- [Exercise directions]: Copy every record word for word.

[Data excerpts]
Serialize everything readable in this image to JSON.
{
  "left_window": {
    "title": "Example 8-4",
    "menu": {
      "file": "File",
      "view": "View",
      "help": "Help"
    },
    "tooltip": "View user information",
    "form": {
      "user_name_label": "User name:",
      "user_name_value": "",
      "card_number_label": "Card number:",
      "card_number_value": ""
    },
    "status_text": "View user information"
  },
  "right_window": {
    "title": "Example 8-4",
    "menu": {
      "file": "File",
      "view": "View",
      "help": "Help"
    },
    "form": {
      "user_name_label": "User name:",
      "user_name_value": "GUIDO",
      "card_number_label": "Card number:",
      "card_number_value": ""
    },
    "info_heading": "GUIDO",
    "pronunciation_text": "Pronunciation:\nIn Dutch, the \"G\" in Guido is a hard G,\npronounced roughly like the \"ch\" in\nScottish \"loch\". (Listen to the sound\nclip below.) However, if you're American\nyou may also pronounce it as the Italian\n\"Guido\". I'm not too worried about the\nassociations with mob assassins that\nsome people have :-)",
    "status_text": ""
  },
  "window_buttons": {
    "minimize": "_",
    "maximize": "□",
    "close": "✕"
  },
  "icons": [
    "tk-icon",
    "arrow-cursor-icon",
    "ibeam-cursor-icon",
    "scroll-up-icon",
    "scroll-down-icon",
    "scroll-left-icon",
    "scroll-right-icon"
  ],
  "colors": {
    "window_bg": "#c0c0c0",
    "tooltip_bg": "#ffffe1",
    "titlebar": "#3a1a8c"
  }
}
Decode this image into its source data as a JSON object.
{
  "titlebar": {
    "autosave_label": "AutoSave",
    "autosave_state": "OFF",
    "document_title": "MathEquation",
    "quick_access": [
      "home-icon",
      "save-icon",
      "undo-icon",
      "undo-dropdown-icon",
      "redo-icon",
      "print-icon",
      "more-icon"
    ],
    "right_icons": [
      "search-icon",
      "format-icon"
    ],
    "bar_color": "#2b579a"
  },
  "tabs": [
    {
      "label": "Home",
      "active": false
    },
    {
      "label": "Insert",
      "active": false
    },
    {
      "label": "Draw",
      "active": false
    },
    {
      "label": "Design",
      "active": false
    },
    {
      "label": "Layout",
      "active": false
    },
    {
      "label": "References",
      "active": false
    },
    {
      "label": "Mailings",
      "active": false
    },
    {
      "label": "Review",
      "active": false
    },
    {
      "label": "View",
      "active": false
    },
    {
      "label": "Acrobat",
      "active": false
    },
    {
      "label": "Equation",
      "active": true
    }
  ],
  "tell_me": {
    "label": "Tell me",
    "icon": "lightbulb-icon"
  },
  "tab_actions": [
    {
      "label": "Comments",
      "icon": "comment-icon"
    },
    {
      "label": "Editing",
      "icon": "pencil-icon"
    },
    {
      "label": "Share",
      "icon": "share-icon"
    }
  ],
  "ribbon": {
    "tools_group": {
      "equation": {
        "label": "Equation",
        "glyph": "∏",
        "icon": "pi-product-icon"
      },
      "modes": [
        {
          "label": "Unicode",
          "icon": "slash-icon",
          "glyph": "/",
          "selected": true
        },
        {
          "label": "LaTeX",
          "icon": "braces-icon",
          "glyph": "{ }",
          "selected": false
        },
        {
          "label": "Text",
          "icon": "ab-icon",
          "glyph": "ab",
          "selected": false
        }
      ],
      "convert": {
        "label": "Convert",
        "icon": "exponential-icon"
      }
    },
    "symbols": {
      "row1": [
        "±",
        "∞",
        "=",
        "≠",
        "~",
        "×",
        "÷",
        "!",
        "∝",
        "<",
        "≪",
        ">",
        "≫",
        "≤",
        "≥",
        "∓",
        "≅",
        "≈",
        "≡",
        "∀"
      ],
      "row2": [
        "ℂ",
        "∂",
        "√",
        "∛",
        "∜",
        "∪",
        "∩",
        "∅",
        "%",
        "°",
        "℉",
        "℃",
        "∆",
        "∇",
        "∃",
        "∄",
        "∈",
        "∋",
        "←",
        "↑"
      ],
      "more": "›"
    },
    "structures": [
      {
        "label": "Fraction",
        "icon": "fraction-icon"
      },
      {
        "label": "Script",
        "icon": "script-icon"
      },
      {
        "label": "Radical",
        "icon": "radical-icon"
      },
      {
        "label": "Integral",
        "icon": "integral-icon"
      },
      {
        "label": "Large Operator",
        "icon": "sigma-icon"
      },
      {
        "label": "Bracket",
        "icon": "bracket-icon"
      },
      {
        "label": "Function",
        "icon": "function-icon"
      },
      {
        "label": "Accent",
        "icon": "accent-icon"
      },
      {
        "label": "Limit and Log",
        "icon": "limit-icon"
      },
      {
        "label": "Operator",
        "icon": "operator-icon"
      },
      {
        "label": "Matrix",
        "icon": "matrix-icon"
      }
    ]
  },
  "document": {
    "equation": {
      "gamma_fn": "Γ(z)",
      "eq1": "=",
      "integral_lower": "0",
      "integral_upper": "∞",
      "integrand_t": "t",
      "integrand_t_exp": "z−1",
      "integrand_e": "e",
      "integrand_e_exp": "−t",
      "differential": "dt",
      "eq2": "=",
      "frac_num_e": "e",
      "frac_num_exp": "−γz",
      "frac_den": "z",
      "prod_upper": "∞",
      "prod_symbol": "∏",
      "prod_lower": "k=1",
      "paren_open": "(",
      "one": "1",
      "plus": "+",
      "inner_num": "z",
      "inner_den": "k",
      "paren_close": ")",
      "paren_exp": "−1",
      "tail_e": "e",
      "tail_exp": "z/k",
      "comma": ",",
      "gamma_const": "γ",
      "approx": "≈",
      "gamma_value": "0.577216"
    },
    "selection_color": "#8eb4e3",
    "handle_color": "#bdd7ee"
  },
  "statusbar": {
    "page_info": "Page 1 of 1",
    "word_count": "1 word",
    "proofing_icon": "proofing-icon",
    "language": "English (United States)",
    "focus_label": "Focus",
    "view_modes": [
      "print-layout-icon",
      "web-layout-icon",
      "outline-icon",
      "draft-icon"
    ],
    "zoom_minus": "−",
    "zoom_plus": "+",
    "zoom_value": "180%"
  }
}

- [The reply]:
Serialize everything readable in this image to JSON.
{
  "left_window": {
    "title": "Example 8-4",
    "menu": {
      "file": "File",
      "view": "View",
      "help": "Help"
    },
    "tooltip": "View user information",
    "form": {
      "user_name_label": "User name:",
      "user_name_value": "",
      "card_number_label": "Card number:",
      "card_number_value": ""
    },
    "status_text": "View user information"
  },
  "right_window": {
    "title": "Example 8-4",
    "menu": {
      "file": "File",
      "view": "View",
      "help": "Help"
    },
    "form": {
      "user_name_label": "User name:",
      "user_name_value": "GUIDO",
      "card_number_label": "Card number:",
      "card_number_value": ""
    },
    "info_heading": "GUIDO",
    "pronunciation_text": "Pronunciation:\nIn Dutch, the \"G\" in Guido is a hard G,\npronounced roughly like the \"ch\" in\nScottish \"loch\". (Listen to the sound\nclip below.) However, if you're American\nyou may also pronounce it as the Italian\n\"Guido\". I'm not too worried about the\nassociations with mob assassins that\nsome people have :-)",
    "status_text": ""
  },
  "window_buttons": {
    "minimize": "_",
    "maximize": "□",
    "close": "✕"
  },
  "icons": [
    "tk-icon",
    "arrow-cursor-icon",
    "ibeam-cursor-icon",
    "scroll-up-icon",
    "scroll-down-icon",
    "scroll-left-icon",
    "scroll-right-icon"
  ],
  "colors": {
    "window_bg": "#c0c0c0",
    "tooltip_bg": "#ffffe1",
    "titlebar": "#3a1a8c"
  }
}
Decode this image into its source data as a JSON object.
{
  "titlebar": {
    "autosave_label": "AutoSave",
    "autosave_state": "OFF",
    "document_title": "MathEquation",
    "quick_access": [
      "home-icon",
      "save-icon",
      "undo-icon",
      "undo-dropdown-icon",
      "redo-icon",
      "print-icon",
      "more-icon"
    ],
    "right_icons": [
      "search-icon",
      "format-icon"
    ],
    "bar_color": "#2b579a"
  },
  "tabs": [
    {
      "label": "Home",
      "active": false
    },
    {
      "label": "Insert",
      "active": false
    },
    {
      "label": "Draw",
      "active": false
    },
    {
      "label": "Design",
      "active": false
    },
    {
      "label": "Layout",
      "active": false
    },
    {
      "label": "References",
      "active": false
    },
    {
      "label": "Mailings",
      "active": false
    },
    {
      "label": "Review",
      "active": false
    },
    {
      "label": "View",
      "active": false
    },
    {
      "label": "Acrobat",
      "active": false
    },
    {
      "label": "Equation",
      "active": true
    }
  ],
  "tell_me": {
    "label": "Tell me",
    "icon": "lightbulb-icon"
  },
  "tab_actions": [
    {
      "label": "Comments",
      "icon": "comment-icon"
    },
    {
      "label": "Editing",
      "icon": "pencil-icon"
    },
    {
      "label": "Share",
      "icon": "share-icon"
    }
  ],
  "ribbon": {
    "tools_group": {
      "equation": {
        "label": "Equation",
        "glyph": "∏",
        "icon": "pi-product-icon"
      },
      "modes": [
        {
          "label": "Unicode",
          "icon": "slash-icon",
          "glyph": "/",
          "selected": true
        },
        {
          "label": "LaTeX",
          "icon": "braces-icon",
          "glyph": "{ }",
          "selected": false
        },
        {
          "label": "Text",
          "icon": "ab-icon",
          "glyph": "ab",
          "selected": false
        }
      ],
      "convert": {
        "label": "Convert",
        "icon": "exponential-icon"
      }
    },
    "symbols": {
      "row1": [
        "±",
        "∞",
        "=",
        "≠",
        "~",
        "×",
        "÷",
        "!",
        "∝",
        "<",
        "≪",
        ">",
        "≫",
        "≤",
        "≥",
        "∓",
        "≅",
        "≈",
        "≡",
        "∀"
      ],
      "row2": [
        "ℂ",
        "∂",
        "√",
        "∛",
        "∜",
        "∪",
        "∩",
        "∅",
        "%",
        "°",
        "℉",
        "℃",
        "∆",
        "∇",
        "∃",
        "∄",
        "∈",
        "∋",
        "←",
        "↑"
      ],
      "more": "›"
    },
    "structures": [
      {
        "label": "Fraction",
        "icon": "fraction-icon"
      },
      {
        "label": "Script",
        "icon": "script-icon"
      },
      {
        "label": "Radical",
        "icon": "radical-icon"
      },
      {
        "label": "Integral",
        "icon": "integral-icon"
      },
      {
        "label": "Large Operator",
        "icon": "sigma-icon"
      },
      {
        "label": "Bracket",
        "icon": "bracket-icon"
      },
      {
        "label": "Function",
        "icon": "function-icon"
      },
      {
        "label": "Accent",
        "icon": "accent-icon"
      },
      {
        "label": "Limit and Log",
        "icon": "limit-icon"
      },
      {
        "label": "Operator",
        "icon": "operator-icon"
      },
      {
        "label": "Matrix",
        "icon": "matrix-icon"
      }
    ]
  },
  "document": {
    "equation": {
      "gamma_fn": "Γ(z)",
      "eq1": "=",
      "integral_lower": "0",
      "integral_upper": "∞",
      "integrand_t": "t",
      "integrand_t_exp": "z−1",
      "integrand_e": "e",
      "integrand_e_exp": "−t",
      "differential": "dt",
      "eq2": "=",
      "frac_num_e": "e",
      "frac_num_exp": "−γz",
      "frac_den": "z",
      "prod_upper": "∞",
      "prod_symbol": "∏",
      "prod_lower": "k=1",
      "paren_open": "(",
      "one": "1",
      "plus": "+",
      "inner_num": "z",
      "inner_den": "k",
      "paren_close": ")",
      "paren_exp": "−1",
      "tail_e": "e",
      "tail_exp": "z/k",
      "comma": ",",
      "gamma_const": "γ",
      "approx": "≈",
      "gamma_value": "0.577216"
    },
    "selection_color": "#8eb4e3",
    "handle_color": "#bdd7ee"
  },
  "statusbar": {
    "page_info": "Page 1 of 1",
    "word_count": "1 word",
    "proofing_icon": "proofing-icon",
    "language": "English (United States)",
    "focus_label": "Focus",
    "view_modes": [
      "print-layout-icon",
      "web-layout-icon",
      "outline-icon",
      "draft-icon"
    ],
    "zoom_minus": "−",
    "zoom_plus": "+",
    "zoom_value": "180%"
  }
}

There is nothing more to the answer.